--- BEGIN ---

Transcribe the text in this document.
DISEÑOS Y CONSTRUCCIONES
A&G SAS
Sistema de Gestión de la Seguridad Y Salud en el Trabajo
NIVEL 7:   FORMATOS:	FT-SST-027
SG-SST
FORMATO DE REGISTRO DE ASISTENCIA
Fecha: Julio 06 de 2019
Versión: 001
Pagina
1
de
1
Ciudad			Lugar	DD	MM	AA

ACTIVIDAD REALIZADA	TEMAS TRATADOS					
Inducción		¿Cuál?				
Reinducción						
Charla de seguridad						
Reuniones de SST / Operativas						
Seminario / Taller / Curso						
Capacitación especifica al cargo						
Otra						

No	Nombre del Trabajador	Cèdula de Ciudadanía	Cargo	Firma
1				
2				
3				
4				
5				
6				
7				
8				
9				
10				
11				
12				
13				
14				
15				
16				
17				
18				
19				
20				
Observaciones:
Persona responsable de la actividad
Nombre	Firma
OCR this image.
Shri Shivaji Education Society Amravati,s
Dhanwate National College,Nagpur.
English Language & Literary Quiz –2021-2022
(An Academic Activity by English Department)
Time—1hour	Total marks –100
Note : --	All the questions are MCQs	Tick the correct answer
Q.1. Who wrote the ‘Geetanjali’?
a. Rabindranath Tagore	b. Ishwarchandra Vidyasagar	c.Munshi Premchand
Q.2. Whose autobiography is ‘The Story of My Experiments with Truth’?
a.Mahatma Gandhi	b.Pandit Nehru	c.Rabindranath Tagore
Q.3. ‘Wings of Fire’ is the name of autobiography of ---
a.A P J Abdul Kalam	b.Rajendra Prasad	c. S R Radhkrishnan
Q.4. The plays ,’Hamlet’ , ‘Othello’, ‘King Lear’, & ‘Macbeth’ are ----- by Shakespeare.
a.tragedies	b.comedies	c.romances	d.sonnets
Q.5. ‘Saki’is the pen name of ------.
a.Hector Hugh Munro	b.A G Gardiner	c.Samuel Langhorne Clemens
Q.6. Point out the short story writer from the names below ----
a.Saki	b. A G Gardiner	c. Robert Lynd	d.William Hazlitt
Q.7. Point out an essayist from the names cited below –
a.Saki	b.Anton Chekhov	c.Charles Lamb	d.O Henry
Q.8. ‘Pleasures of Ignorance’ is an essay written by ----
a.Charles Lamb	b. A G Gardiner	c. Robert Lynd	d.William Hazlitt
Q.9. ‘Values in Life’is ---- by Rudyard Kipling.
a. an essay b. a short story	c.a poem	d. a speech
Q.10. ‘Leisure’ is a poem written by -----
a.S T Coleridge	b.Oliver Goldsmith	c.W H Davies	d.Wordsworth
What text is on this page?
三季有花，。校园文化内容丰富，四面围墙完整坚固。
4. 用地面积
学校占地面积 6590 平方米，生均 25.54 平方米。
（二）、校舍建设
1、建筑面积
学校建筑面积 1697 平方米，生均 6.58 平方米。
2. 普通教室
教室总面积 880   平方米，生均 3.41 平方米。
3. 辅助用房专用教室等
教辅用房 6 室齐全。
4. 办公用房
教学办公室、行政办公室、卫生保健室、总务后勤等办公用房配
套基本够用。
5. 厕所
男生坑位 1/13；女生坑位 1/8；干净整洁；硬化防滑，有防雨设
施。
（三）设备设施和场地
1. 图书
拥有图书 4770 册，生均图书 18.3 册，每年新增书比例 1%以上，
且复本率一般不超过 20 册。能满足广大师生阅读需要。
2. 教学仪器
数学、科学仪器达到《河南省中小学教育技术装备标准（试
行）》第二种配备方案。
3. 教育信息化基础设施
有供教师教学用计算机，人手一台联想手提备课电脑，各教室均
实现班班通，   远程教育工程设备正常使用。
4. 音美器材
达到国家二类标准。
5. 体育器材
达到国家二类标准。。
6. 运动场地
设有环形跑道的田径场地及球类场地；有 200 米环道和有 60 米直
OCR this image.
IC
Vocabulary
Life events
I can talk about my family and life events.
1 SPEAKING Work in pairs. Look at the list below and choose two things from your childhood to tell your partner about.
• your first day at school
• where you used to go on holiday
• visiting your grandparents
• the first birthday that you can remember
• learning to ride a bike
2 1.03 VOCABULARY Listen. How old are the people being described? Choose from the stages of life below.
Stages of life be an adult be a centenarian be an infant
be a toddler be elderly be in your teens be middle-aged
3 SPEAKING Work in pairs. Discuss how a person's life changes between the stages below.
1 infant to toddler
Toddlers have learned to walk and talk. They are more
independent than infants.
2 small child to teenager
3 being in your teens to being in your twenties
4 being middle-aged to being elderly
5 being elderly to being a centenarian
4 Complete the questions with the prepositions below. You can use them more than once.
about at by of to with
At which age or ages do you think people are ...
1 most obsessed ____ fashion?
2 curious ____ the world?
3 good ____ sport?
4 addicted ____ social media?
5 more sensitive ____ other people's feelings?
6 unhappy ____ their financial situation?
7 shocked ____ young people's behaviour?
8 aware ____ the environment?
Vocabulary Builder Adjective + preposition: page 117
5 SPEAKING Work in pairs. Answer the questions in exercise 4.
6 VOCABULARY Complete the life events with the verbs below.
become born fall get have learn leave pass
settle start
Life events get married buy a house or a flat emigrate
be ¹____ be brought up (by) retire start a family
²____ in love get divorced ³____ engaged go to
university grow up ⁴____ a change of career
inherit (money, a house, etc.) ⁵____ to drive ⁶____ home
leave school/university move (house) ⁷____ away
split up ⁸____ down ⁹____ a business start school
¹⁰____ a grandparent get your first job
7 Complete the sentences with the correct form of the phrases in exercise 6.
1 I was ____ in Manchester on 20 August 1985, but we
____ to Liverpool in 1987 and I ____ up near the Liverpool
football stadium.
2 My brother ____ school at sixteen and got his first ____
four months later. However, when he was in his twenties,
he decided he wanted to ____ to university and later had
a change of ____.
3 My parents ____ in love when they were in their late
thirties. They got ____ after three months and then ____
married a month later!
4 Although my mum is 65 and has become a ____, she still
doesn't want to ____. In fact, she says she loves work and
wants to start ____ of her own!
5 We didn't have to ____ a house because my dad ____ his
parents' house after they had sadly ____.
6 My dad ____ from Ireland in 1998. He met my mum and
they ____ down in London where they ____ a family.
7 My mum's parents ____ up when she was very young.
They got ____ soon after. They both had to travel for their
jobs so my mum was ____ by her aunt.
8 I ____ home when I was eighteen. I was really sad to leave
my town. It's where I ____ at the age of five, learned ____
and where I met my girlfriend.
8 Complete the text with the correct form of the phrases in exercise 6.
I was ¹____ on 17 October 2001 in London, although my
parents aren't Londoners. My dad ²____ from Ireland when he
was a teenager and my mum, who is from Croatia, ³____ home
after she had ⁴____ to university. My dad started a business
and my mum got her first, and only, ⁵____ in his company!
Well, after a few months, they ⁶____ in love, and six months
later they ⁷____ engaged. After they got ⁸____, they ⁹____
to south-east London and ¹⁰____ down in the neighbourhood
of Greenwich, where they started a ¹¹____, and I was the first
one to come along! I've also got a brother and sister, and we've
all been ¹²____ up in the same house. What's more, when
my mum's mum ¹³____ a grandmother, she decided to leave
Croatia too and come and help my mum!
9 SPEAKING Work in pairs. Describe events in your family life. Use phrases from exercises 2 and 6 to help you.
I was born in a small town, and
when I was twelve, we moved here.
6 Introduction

--- END ---

:: The task ::
Return all of the above records exactly, leaving no line out.

:: Right answer ::
Transcribe the text in this document.
DISEÑOS Y CONSTRUCCIONES
A&G SAS
Sistema de Gestión de la Seguridad Y Salud en el Trabajo
NIVEL 7:   FORMATOS:	FT-SST-027
SG-SST
FORMATO DE REGISTRO DE ASISTENCIA
Fecha: Julio 06 de 2019
Versión: 001
Pagina
1
de
1
Ciudad			Lugar	DD	MM	AA

ACTIVIDAD REALIZADA	TEMAS TRATADOS					
Inducción		¿Cuál?				
Reinducción						
Charla de seguridad						
Reuniones de SST / Operativas						
Seminario / Taller / Curso						
Capacitación especifica al cargo						
Otra						

No	Nombre del Trabajador	Cèdula de Ciudadanía	Cargo	Firma
1				
2				
3				
4				
5				
6				
7				
8				
9				
10				
11				
12				
13				
14				
15				
16				
17				
18				
19				
20				
Observaciones:
Persona responsable de la actividad
Nombre	Firma
OCR this image.
Shri Shivaji Education Society Amravati,s
Dhanwate National College,Nagpur.
English Language & Literary Quiz –2021-2022
(An Academic Activity by English Department)
Time—1hour	Total marks –100
Note : --	All the questions are MCQs	Tick the correct answer
Q.1. Who wrote the ‘Geetanjali’?
a. Rabindranath Tagore	b. Ishwarchandra Vidyasagar	c.Munshi Premchand
Q.2. Whose autobiography is ‘The Story of My Experiments with Truth’?
a.Mahatma Gandhi	b.Pandit Nehru	c.Rabindranath Tagore
Q.3. ‘Wings of Fire’ is the name of autobiography of ---
a.A P J Abdul Kalam	b.Rajendra Prasad	c. S R Radhkrishnan
Q.4. The plays ,’Hamlet’ , ‘Othello’, ‘King Lear’, & ‘Macbeth’ are ----- by Shakespeare.
a.tragedies	b.comedies	c.romances	d.sonnets
Q.5. ‘Saki’is the pen name of ------.
a.Hector Hugh Munro	b.A G Gardiner	c.Samuel Langhorne Clemens
Q.6. Point out the short story writer from the names below ----
a.Saki	b. A G Gardiner	c. Robert Lynd	d.William Hazlitt
Q.7. Point out an essayist from the names cited below –
a.Saki	b.Anton Chekhov	c.Charles Lamb	d.O Henry
Q.8. ‘Pleasures of Ignorance’ is an essay written by ----
a.Charles Lamb	b. A G Gardiner	c. Robert Lynd	d.William Hazlitt
Q.9. ‘Values in Life’is ---- by Rudyard Kipling.
a. an essay b. a short story	c.a poem	d. a speech
Q.10. ‘Leisure’ is a poem written by -----
a.S T Coleridge	b.Oliver Goldsmith	c.W H Davies	d.Wordsworth
What text is on this page?
三季有花，。校园文化内容丰富，四面围墙完整坚固。
4. 用地面积
学校占地面积 6590 平方米，生均 25.54 平方米。
（二）、校舍建设
1、建筑面积
学校建筑面积 1697 平方米，生均 6.58 平方米。
2. 普通教室
教室总面积 880   平方米，生均 3.41 平方米。
3. 辅助用房专用教室等
教辅用房 6 室齐全。
4. 办公用房
教学办公室、行政办公室、卫生保健室、总务后勤等办公用房配
套基本够用。
5. 厕所
男生坑位 1/13；女生坑位 1/8；干净整洁；硬化防滑，有防雨设
施。
（三）设备设施和场地
1. 图书
拥有图书 4770 册，生均图书 18.3 册，每年新增书比例 1%以上，
且复本率一般不超过 20 册。能满足广大师生阅读需要。
2. 教学仪器
数学、科学仪器达到《河南省中小学教育技术装备标准（试
行）》第二种配备方案。
3. 教育信息化基础设施
有供教师教学用计算机，人手一台联想手提备课电脑，各教室均
实现班班通，   远程教育工程设备正常使用。
4. 音美器材
达到国家二类标准。
5. 体育器材
达到国家二类标准。。
6. 运动场地
设有环形跑道的田径场地及球类场地；有 200 米环道和有 60 米直
OCR this image.
IC
Vocabulary
Life events
I can talk about my family and life events.
1 SPEAKING Work in pairs. Look at the list below and choose two things from your childhood to tell your partner about.
• your first day at school
• where you used to go on holiday
• visiting your grandparents
• the first birthday that you can remember
• learning to ride a bike
2 1.03 VOCABULARY Listen. How old are the people being described? Choose from the stages of life below.
Stages of life be an adult be a centenarian be an infant
be a toddler be elderly be in your teens be middle-aged
3 SPEAKING Work in pairs. Discuss how a person's life changes between the stages below.
1 infant to toddler
Toddlers have learned to walk and talk. They are more
independent than infants.
2 small child to teenager
3 being in your teens to being in your twenties
4 being middle-aged to being elderly
5 being elderly to being a centenarian
4 Complete the questions with the prepositions below. You can use them more than once.
about at by of to with
At which age or ages do you think people are ...
1 most obsessed ____ fashion?
2 curious ____ the world?
3 good ____ sport?
4 addicted ____ social media?
5 more sensitive ____ other people's feelings?
6 unhappy ____ their financial situation?
7 shocked ____ young people's behaviour?
8 aware ____ the environment?
Vocabulary Builder Adjective + preposition: page 117
5 SPEAKING Work in pairs. Answer the questions in exercise 4.
6 VOCABULARY Complete the life events with the verbs below.
become born fall get have learn leave pass
settle start
Life events get married buy a house or a flat emigrate
be ¹____ be brought up (by) retire start a family
²____ in love get divorced ³____ engaged go to
university grow up ⁴____ a change of career
inherit (money, a house, etc.) ⁵____ to drive ⁶____ home
leave school/university move (house) ⁷____ away
split up ⁸____ down ⁹____ a business start school
¹⁰____ a grandparent get your first job
7 Complete the sentences with the correct form of the phrases in exercise 6.
1 I was ____ in Manchester on 20 August 1985, but we
____ to Liverpool in 1987 and I ____ up near the Liverpool
football stadium.
2 My brother ____ school at sixteen and got his first ____
four months later. However, when he was in his twenties,
he decided he wanted to ____ to university and later had
a change of ____.
3 My parents ____ in love when they were in their late
thirties. They got ____ after three months and then ____
married a month later!
4 Although my mum is 65 and has become a ____, she still
doesn't want to ____. In fact, she says she loves work and
wants to start ____ of her own!
5 We didn't have to ____ a house because my dad ____ his
parents' house after they had sadly ____.
6 My dad ____ from Ireland in 1998. He met my mum and
they ____ down in London where they ____ a family.
7 My mum's parents ____ up when she was very young.
They got ____ soon after. They both had to travel for their
jobs so my mum was ____ by her aunt.
8 I ____ home when I was eighteen. I was really sad to leave
my town. It's where I ____ at the age of five, learned ____
and where I met my girlfriend.
8 Complete the text with the correct form of the phrases in exercise 6.
I was ¹____ on 17 October 2001 in London, although my
parents aren't Londoners. My dad ²____ from Ireland when he
was a teenager and my mum, who is from Croatia, ³____ home
after she had ⁴____ to university. My dad started a business
and my mum got her first, and only, ⁵____ in his company!
Well, after a few months, they ⁶____ in love, and six months
later they ⁷____ engaged. After they got ⁸____, they ⁹____
to south-east London and ¹⁰____ down in the neighbourhood
of Greenwich, where they started a ¹¹____, and I was the first
one to come along! I've also got a brother and sister, and we've
all been ¹²____ up in the same house. What's more, when
my mum's mum ¹³____ a grandmother, she decided to leave
Croatia too and come and help my mum!
9 SPEAKING Work in pairs. Describe events in your family life. Use phrases from exercises 2 and 6 to help you.
I was born in a small town, and
when I was twelve, we moved here.
6 Introduction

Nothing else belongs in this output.